— Entries from a visual dataset —
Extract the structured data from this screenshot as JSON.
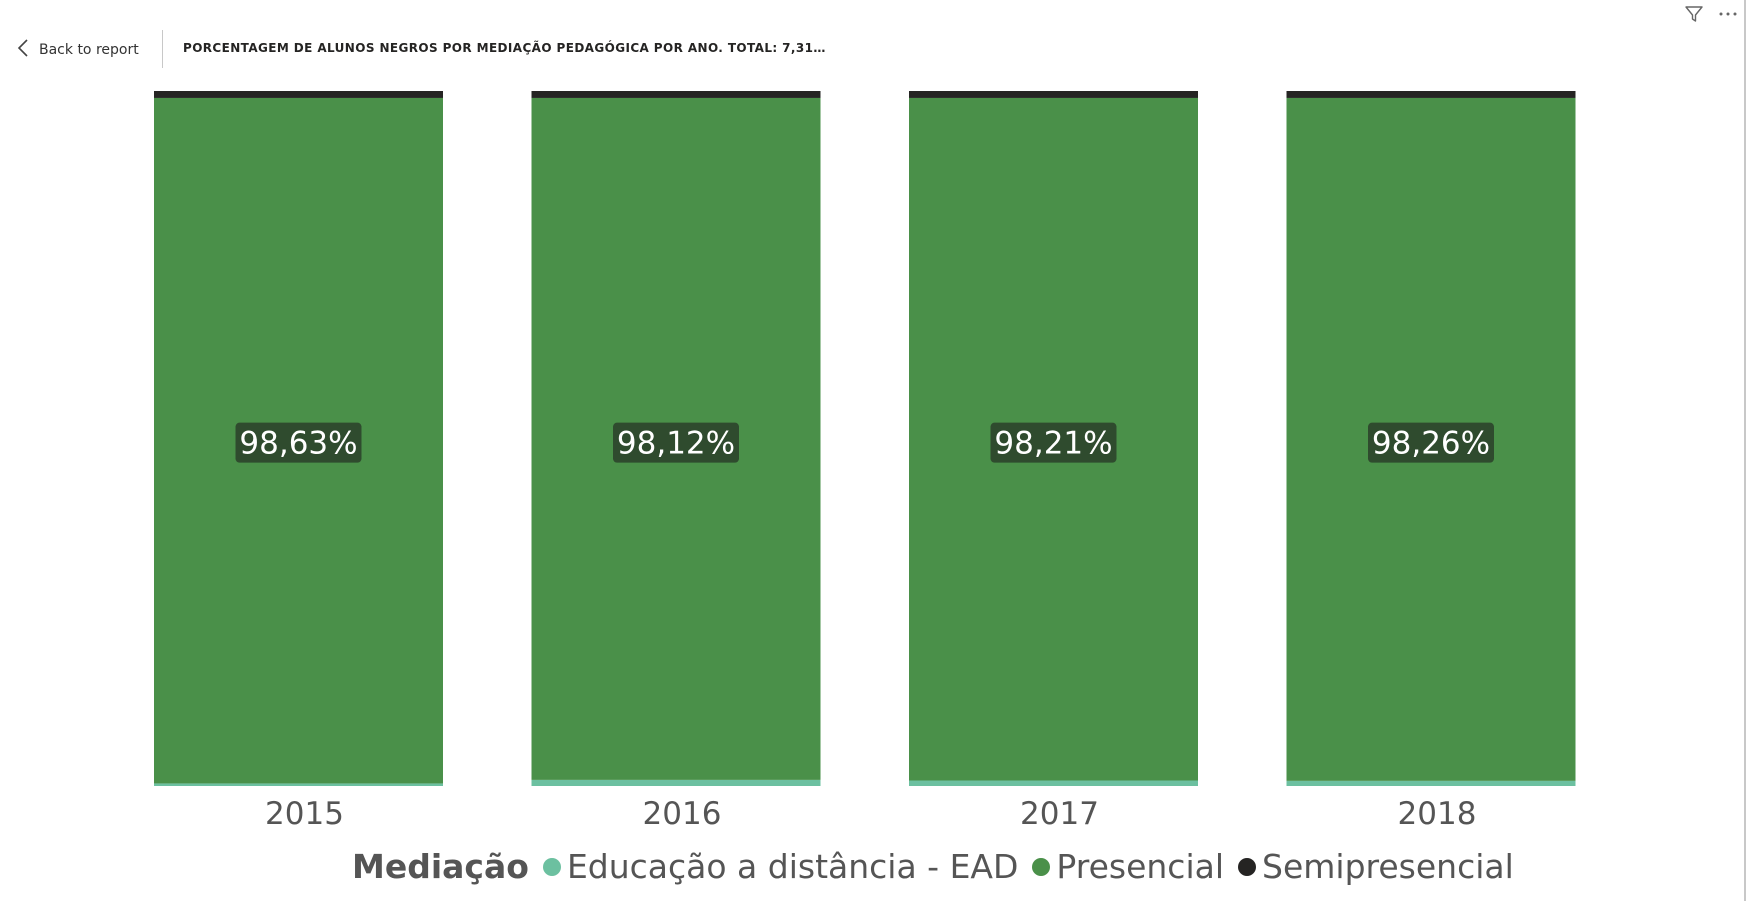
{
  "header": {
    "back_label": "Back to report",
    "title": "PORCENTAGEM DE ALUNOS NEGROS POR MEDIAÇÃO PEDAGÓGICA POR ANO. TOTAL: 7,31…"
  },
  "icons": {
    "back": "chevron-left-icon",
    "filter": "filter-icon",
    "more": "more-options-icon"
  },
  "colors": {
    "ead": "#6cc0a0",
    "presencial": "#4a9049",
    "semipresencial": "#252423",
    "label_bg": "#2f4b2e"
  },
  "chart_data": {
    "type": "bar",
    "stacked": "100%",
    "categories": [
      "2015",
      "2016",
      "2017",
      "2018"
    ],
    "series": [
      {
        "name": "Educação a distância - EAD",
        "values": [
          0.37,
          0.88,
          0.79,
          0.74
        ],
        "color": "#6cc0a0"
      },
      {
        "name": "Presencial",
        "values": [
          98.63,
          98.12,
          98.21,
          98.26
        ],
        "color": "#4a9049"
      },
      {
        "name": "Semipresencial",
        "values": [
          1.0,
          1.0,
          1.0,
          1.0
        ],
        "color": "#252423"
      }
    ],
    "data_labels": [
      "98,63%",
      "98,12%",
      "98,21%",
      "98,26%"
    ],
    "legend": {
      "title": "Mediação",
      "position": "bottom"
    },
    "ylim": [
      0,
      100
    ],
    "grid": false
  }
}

— EXERCISE REQUIREMENTS —
Return all of the data exactly as written, and drop the pictures.

— REPLY TO THE EXERCISE —
Extract the structured data from this screenshot as JSON.
{
  "header": {
    "back_label": "Back to report",
    "title": "PORCENTAGEM DE ALUNOS NEGROS POR MEDIAÇÃO PEDAGÓGICA POR ANO. TOTAL: 7,31…"
  },
  "icons": {
    "back": "chevron-left-icon",
    "filter": "filter-icon",
    "more": "more-options-icon"
  },
  "colors": {
    "ead": "#6cc0a0",
    "presencial": "#4a9049",
    "semipresencial": "#252423",
    "label_bg": "#2f4b2e"
  },
  "chart_data": {
    "type": "bar",
    "stacked": "100%",
    "categories": [
      "2015",
      "2016",
      "2017",
      "2018"
    ],
    "series": [
      {
        "name": "Educação a distância - EAD",
        "values": [
          0.37,
          0.88,
          0.79,
          0.74
        ],
        "color": "#6cc0a0"
      },
      {
        "name": "Presencial",
        "values": [
          98.63,
          98.12,
          98.21,
          98.26
        ],
        "color": "#4a9049"
      },
      {
        "name": "Semipresencial",
        "values": [
          1.0,
          1.0,
          1.0,
          1.0
        ],
        "color": "#252423"
      }
    ],
    "data_labels": [
      "98,63%",
      "98,12%",
      "98,21%",
      "98,26%"
    ],
    "legend": {
      "title": "Mediação",
      "position": "bottom"
    },
    "ylim": [
      0,
      100
    ],
    "grid": false
  }
}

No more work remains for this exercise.